[Problem details]: Pictures do not belong in your copy. Repeat all the other data exactly.

------ Exercise materials

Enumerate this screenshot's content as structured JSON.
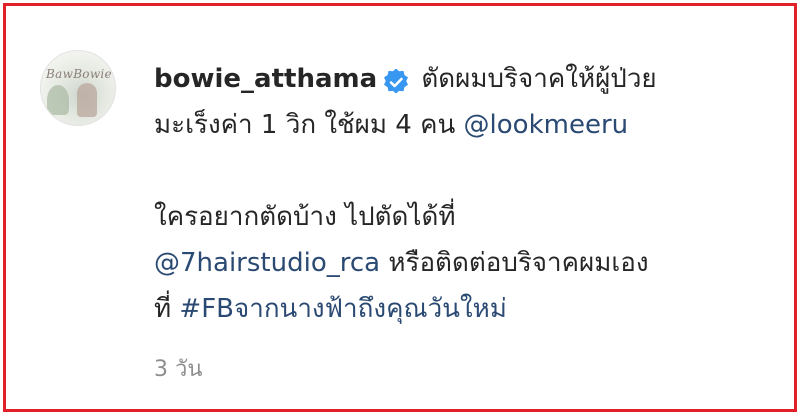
{
  "avatar": {
    "logo_text": "BawBowie"
  },
  "comment": {
    "username": "bowie_atthama",
    "verified_icon": "verified-badge-icon",
    "line1_text": " ตัดผมบริจาคให้ผู้ป่วย",
    "line2_text": "มะเร็งค่า 1 วิก ใช้ผม 4 คน ",
    "mention1": "@lookmeeru",
    "line3_text": "ใครอยากตัดบ้าง ไปตัดได้ที่",
    "mention2": "@7hairstudio_rca",
    "line4_text": " หรือติดต่อบริจาคผมเอง",
    "line5_text": "ที่ ",
    "hashtag": "#FBจากนางฟ้าถึงคุณวันใหม่"
  },
  "timestamp": "3 วัน",
  "colors": {
    "border": "#e0202a",
    "link": "#2b4a73",
    "verified": "#3897f0",
    "muted": "#8e8e8e"
  }
}
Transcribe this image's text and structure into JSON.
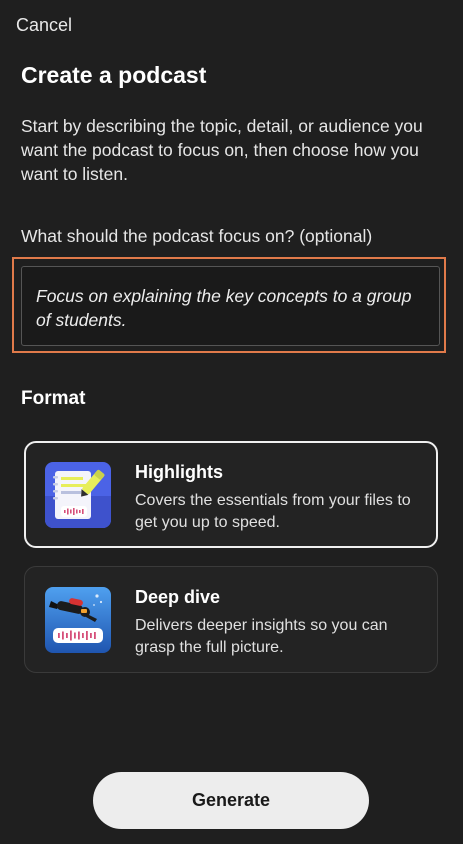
{
  "header": {
    "cancel_label": "Cancel",
    "title": "Create a podcast",
    "intro": "Start by describing the topic, detail, or audience you want the podcast to focus on, then choose how you want to listen."
  },
  "focus": {
    "label": "What should the podcast focus on? (optional)",
    "value": "Focus on explaining the key concepts to a group of students."
  },
  "format": {
    "heading": "Format",
    "options": [
      {
        "title": "Highlights",
        "description": "Covers the essentials from your files to get you up to speed.",
        "icon": "highlights-notepad-icon",
        "selected": true
      },
      {
        "title": "Deep dive",
        "description": "Delivers deeper insights so you can grasp the full picture.",
        "icon": "deep-dive-diver-icon",
        "selected": false
      }
    ]
  },
  "actions": {
    "generate_label": "Generate"
  },
  "colors": {
    "background": "#1f1f1f",
    "focus_highlight": "#e07a4a",
    "button_bg": "#ededed",
    "selected_border": "#f0f0f0"
  }
}
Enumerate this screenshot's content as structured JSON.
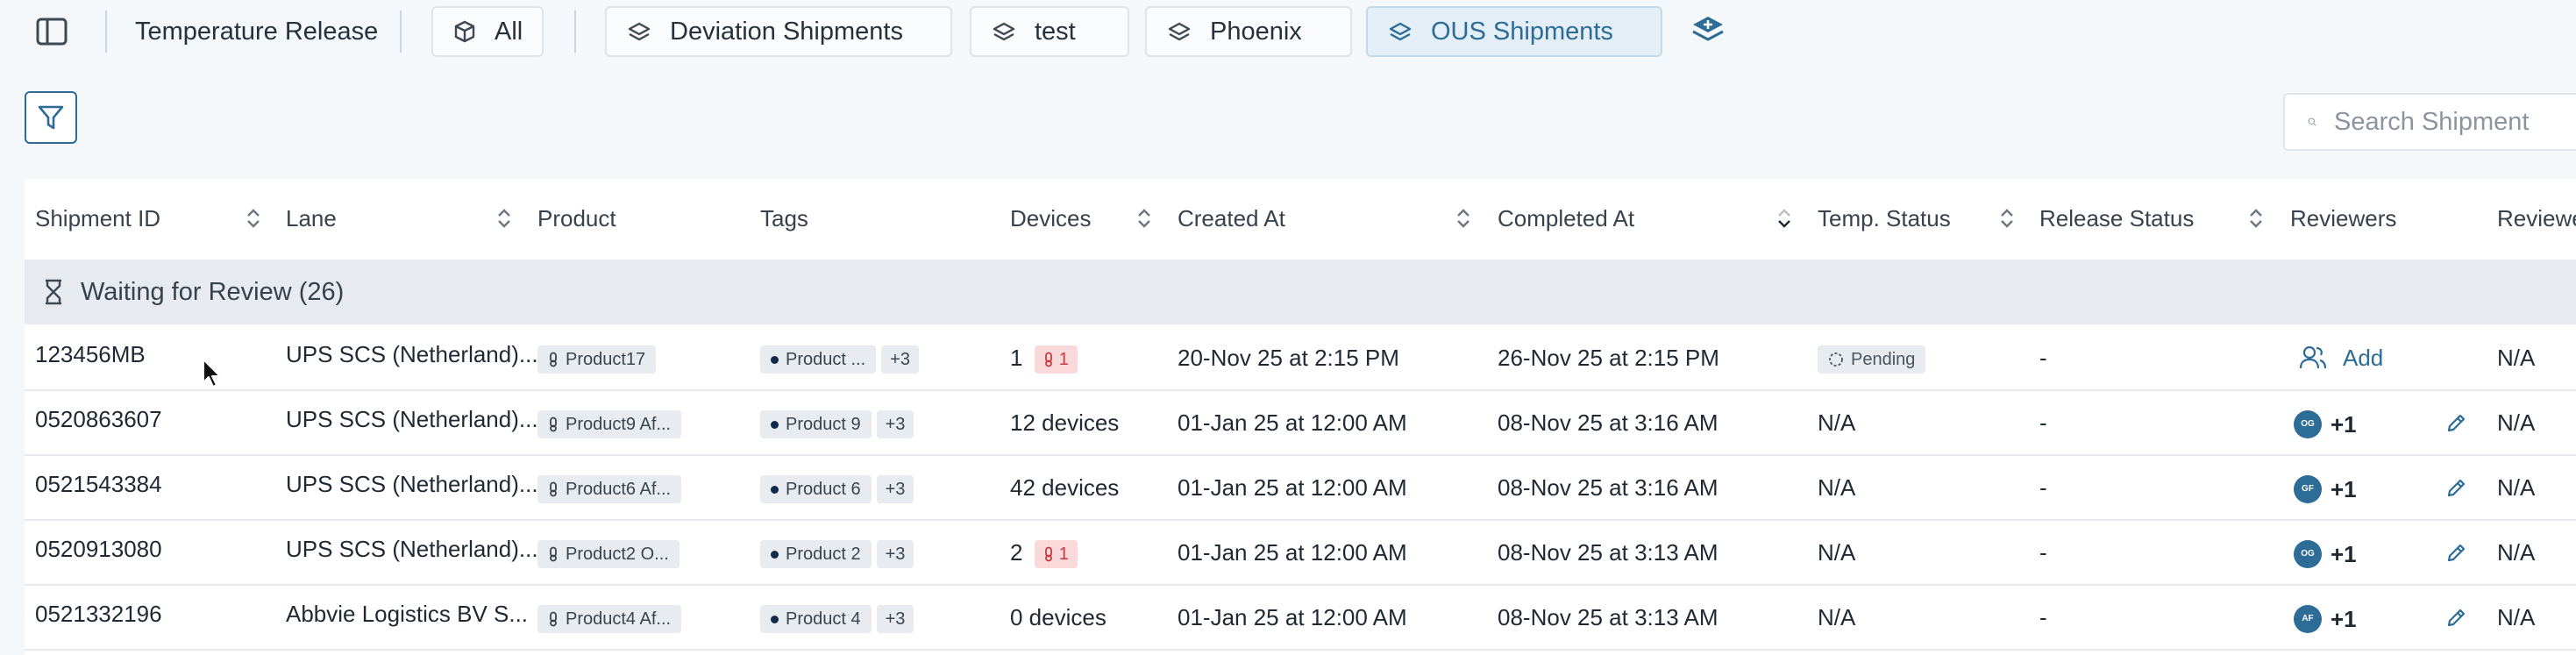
{
  "header": {
    "title": "Temperature Release",
    "views": [
      {
        "label": "All",
        "icon": "cube-icon"
      },
      {
        "label": "Deviation Shipments",
        "icon": "layers-icon"
      },
      {
        "label": "test",
        "icon": "layers-icon"
      },
      {
        "label": "Phoenix",
        "icon": "layers-icon"
      },
      {
        "label": "OUS Shipments",
        "icon": "layers-icon",
        "active": true
      }
    ],
    "add_view_icon": "add-layer-icon"
  },
  "toolbar": {
    "filter_icon": "filter-icon",
    "search_placeholder": "Search Shipment"
  },
  "table": {
    "columns": [
      {
        "label": "Shipment ID",
        "sortable": true
      },
      {
        "label": "Lane",
        "sortable": true
      },
      {
        "label": "Product",
        "sortable": false
      },
      {
        "label": "Tags",
        "sortable": false
      },
      {
        "label": "Devices",
        "sortable": true
      },
      {
        "label": "Created At",
        "sortable": true
      },
      {
        "label": "Completed At",
        "sortable": true,
        "sorted": "desc"
      },
      {
        "label": "Temp. Status",
        "sortable": true
      },
      {
        "label": "Release Status",
        "sortable": true
      },
      {
        "label": "Reviewers",
        "sortable": false
      },
      {
        "label": "Reviewe",
        "sortable": false
      }
    ],
    "group": {
      "label": "Waiting for Review (26)",
      "icon": "hourglass-icon"
    },
    "rows": [
      {
        "id": "123456MB",
        "lane": "UPS SCS (Netherland)...",
        "product": "Product17",
        "tag": "Product ...",
        "tag_more": "+3",
        "devices": "1",
        "alert_count": "1",
        "created": "20-Nov 25 at 2:15 PM",
        "completed": "26-Nov 25 at 2:15 PM",
        "temp_status": "Pending",
        "release_status": "-",
        "reviewer_add": "Add",
        "last": "N/A"
      },
      {
        "id": "0520863607",
        "lane": "UPS SCS (Netherland)...",
        "product": "Product9 Af...",
        "tag": "Product 9",
        "tag_more": "+3",
        "devices": "12 devices",
        "created": "01-Jan 25 at 12:00 AM",
        "completed": "08-Nov 25 at 3:16 AM",
        "temp_status": "N/A",
        "release_status": "-",
        "avatar": "OG",
        "reviewer_more": "+1",
        "last": "N/A"
      },
      {
        "id": "0521543384",
        "lane": "UPS SCS (Netherland)...",
        "product": "Product6 Af...",
        "tag": "Product 6",
        "tag_more": "+3",
        "devices": "42 devices",
        "created": "01-Jan 25 at 12:00 AM",
        "completed": "08-Nov 25 at 3:16 AM",
        "temp_status": "N/A",
        "release_status": "-",
        "avatar": "GF",
        "reviewer_more": "+1",
        "last": "N/A"
      },
      {
        "id": "0520913080",
        "lane": "UPS SCS (Netherland)...",
        "product": "Product2 O...",
        "tag": "Product 2",
        "tag_more": "+3",
        "devices": "2",
        "alert_count": "1",
        "created": "01-Jan 25 at 12:00 AM",
        "completed": "08-Nov 25 at 3:13 AM",
        "temp_status": "N/A",
        "release_status": "-",
        "avatar": "OG",
        "reviewer_more": "+1",
        "last": "N/A"
      },
      {
        "id": "0521332196",
        "lane": "Abbvie Logistics BV S...",
        "product": "Product4 Af...",
        "tag": "Product 4",
        "tag_more": "+3",
        "devices": "0 devices",
        "created": "01-Jan 25 at 12:00 AM",
        "completed": "08-Nov 25 at 3:13 AM",
        "temp_status": "N/A",
        "release_status": "-",
        "avatar": "AF",
        "reviewer_more": "+1",
        "last": "N/A"
      }
    ]
  },
  "colors": {
    "accent": "#2c6c97",
    "alert": "#c53b3f",
    "group_bg": "#e7ebf1"
  }
}
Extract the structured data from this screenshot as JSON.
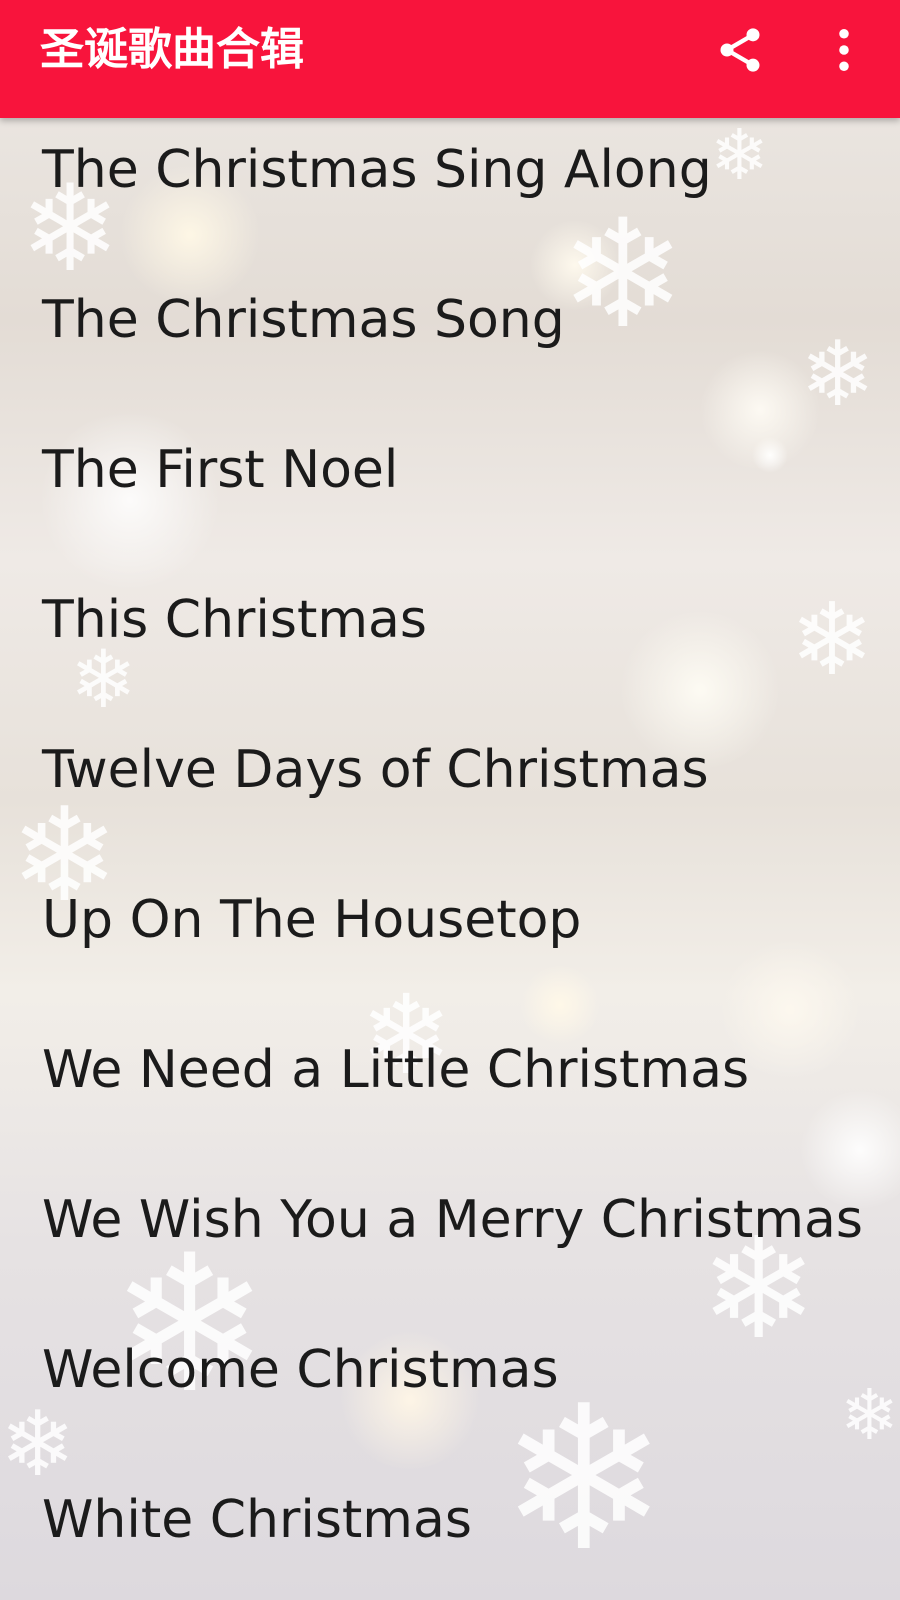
{
  "appbar": {
    "title": "圣诞歌曲合辑",
    "background": "#f8143c",
    "actions": [
      "share-icon",
      "more-vert-icon"
    ]
  },
  "songs": [
    "The Christmas Sing Along",
    "The Christmas Song",
    "The First Noel",
    "This Christmas",
    "Twelve Days of Christmas",
    "Up On The Housetop",
    "We Need a Little Christmas",
    "We Wish You a Merry Christmas",
    "Welcome Christmas",
    "White Christmas"
  ]
}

------------

[Worked answer]:
Enumerate this screenshot's content as structured JSON.
{
  "avatar": {
    "logo_text": "BawBowie"
  },
  "comment": {
    "username": "bowie_atthama",
    "verified_icon": "verified-badge-icon",
    "line1_text": " ตัดผมบริจาคให้ผู้ป่วย",
    "line2_text": "มะเร็งค่า 1 วิก ใช้ผม 4 คน ",
    "mention1": "@lookmeeru",
    "line3_text": "ใครอยากตัดบ้าง ไปตัดได้ที่",
    "mention2": "@7hairstudio_rca",
    "line4_text": " หรือติดต่อบริจาคผมเอง",
    "line5_text": "ที่ ",
    "hashtag": "#FBจากนางฟ้าถึงคุณวันใหม่"
  },
  "timestamp": "3 วัน",
  "colors": {
    "border": "#e0202a",
    "link": "#2b4a73",
    "verified": "#3897f0",
    "muted": "#8e8e8e"
  }
}
Transcribe this image's text and structure into JSON.
{
  "header": {
    "cancel_label": "Cancel",
    "title": "Create a podcast",
    "intro": "Start by describing the topic, detail, or audience you want the podcast to focus on, then choose how you want to listen."
  },
  "focus": {
    "label": "What should the podcast focus on? (optional)",
    "value": "Focus on explaining the key concepts to a group of students."
  },
  "format": {
    "heading": "Format",
    "options": [
      {
        "title": "Highlights",
        "description": "Covers the essentials from your files to get you up to speed.",
        "icon": "highlights-notepad-icon",
        "selected": true
      },
      {
        "title": "Deep dive",
        "description": "Delivers deeper insights so you can grasp the full picture.",
        "icon": "deep-dive-diver-icon",
        "selected": false
      }
    ]
  },
  "actions": {
    "generate_label": "Generate"
  },
  "colors": {
    "background": "#1f1f1f",
    "focus_highlight": "#e07a4a",
    "button_bg": "#ededed",
    "selected_border": "#f0f0f0"
  }
}
Enumerate this screenshot's content as structured JSON.
{
  "header": {
    "title": "Temperature Release",
    "views": [
      {
        "label": "All",
        "icon": "cube-icon"
      },
      {
        "label": "Deviation Shipments",
        "icon": "layers-icon"
      },
      {
        "label": "test",
        "icon": "layers-icon"
      },
      {
        "label": "Phoenix",
        "icon": "layers-icon"
      },
      {
        "label": "OUS Shipments",
        "icon": "layers-icon",
        "active": true
      }
    ],
    "add_view_icon": "add-layer-icon"
  },
  "toolbar": {
    "filter_icon": "filter-icon",
    "search_placeholder": "Search Shipment"
  },
  "table": {
    "columns": [
      {
        "label": "Shipment ID",
        "sortable": true
      },
      {
        "label": "Lane",
        "sortable": true
      },
      {
        "label": "Product",
        "sortable": false
      },
      {
        "label": "Tags",
        "sortable": false
      },
      {
        "label": "Devices",
        "sortable": true
      },
      {
        "label": "Created At",
        "sortable": true
      },
      {
        "label": "Completed At",
        "sortable": true,
        "sorted": "desc"
      },
      {
        "label": "Temp. Status",
        "sortable": true
      },
      {
        "label": "Release Status",
        "sortable": true
      },
      {
        "label": "Reviewers",
        "sortable": false
      },
      {
        "label": "Reviewe",
        "sortable": false
      }
    ],
    "group": {
      "label": "Waiting for Review (26)",
      "icon": "hourglass-icon"
    },
    "rows": [
      {
        "id": "123456MB",
        "lane": "UPS SCS (Netherland)...",
        "product": "Product17",
        "tag": "Product ...",
        "tag_more": "+3",
        "devices": "1",
        "alert_count": "1",
        "created": "20-Nov 25 at 2:15 PM",
        "completed": "26-Nov 25 at 2:15 PM",
        "temp_status": "Pending",
        "release_status": "-",
        "reviewer_add": "Add",
        "last": "N/A"
      },
      {
        "id": "0520863607",
        "lane": "UPS SCS (Netherland)...",
        "product": "Product9 Af...",
        "tag": "Product 9",
        "tag_more": "+3",
        "devices": "12 devices",
        "created": "01-Jan 25 at 12:00 AM",
        "completed": "08-Nov 25 at 3:16 AM",
        "temp_status": "N/A",
        "release_status": "-",
        "avatar": "OG",
        "reviewer_more": "+1",
        "last": "N/A"
      },
      {
        "id": "0521543384",
        "lane": "UPS SCS (Netherland)...",
        "product": "Product6 Af...",
        "tag": "Product 6",
        "tag_more": "+3",
        "devices": "42 devices",
        "created": "01-Jan 25 at 12:00 AM",
        "completed": "08-Nov 25 at 3:16 AM",
        "temp_status": "N/A",
        "release_status": "-",
        "avatar": "GF",
        "reviewer_more": "+1",
        "last": "N/A"
      },
      {
        "id": "0520913080",
        "lane": "UPS SCS (Netherland)...",
        "product": "Product2 O...",
        "tag": "Product 2",
        "tag_more": "+3",
        "devices": "2",
        "alert_count": "1",
        "created": "01-Jan 25 at 12:00 AM",
        "completed": "08-Nov 25 at 3:13 AM",
        "temp_status": "N/A",
        "release_status": "-",
        "avatar": "OG",
        "reviewer_more": "+1",
        "last": "N/A"
      },
      {
        "id": "0521332196",
        "lane": "Abbvie Logistics BV S...",
        "product": "Product4 Af...",
        "tag": "Product 4",
        "tag_more": "+3",
        "devices": "0 devices",
        "created": "01-Jan 25 at 12:00 AM",
        "completed": "08-Nov 25 at 3:13 AM",
        "temp_status": "N/A",
        "release_status": "-",
        "avatar": "AF",
        "reviewer_more": "+1",
        "last": "N/A"
      }
    ]
  },
  "colors": {
    "accent": "#2c6c97",
    "alert": "#c53b3f",
    "group_bg": "#e7ebf1"
  }
}
Extract the structured data from this screenshot as JSON.
{
  "appbar": {
    "title": "圣诞歌曲合辑",
    "background": "#f8143c",
    "actions": [
      "share-icon",
      "more-vert-icon"
    ]
  },
  "songs": [
    "The Christmas Sing Along",
    "The Christmas Song",
    "The First Noel",
    "This Christmas",
    "Twelve Days of Christmas",
    "Up On The Housetop",
    "We Need a Little Christmas",
    "We Wish You a Merry Christmas",
    "Welcome Christmas",
    "White Christmas"
  ]
}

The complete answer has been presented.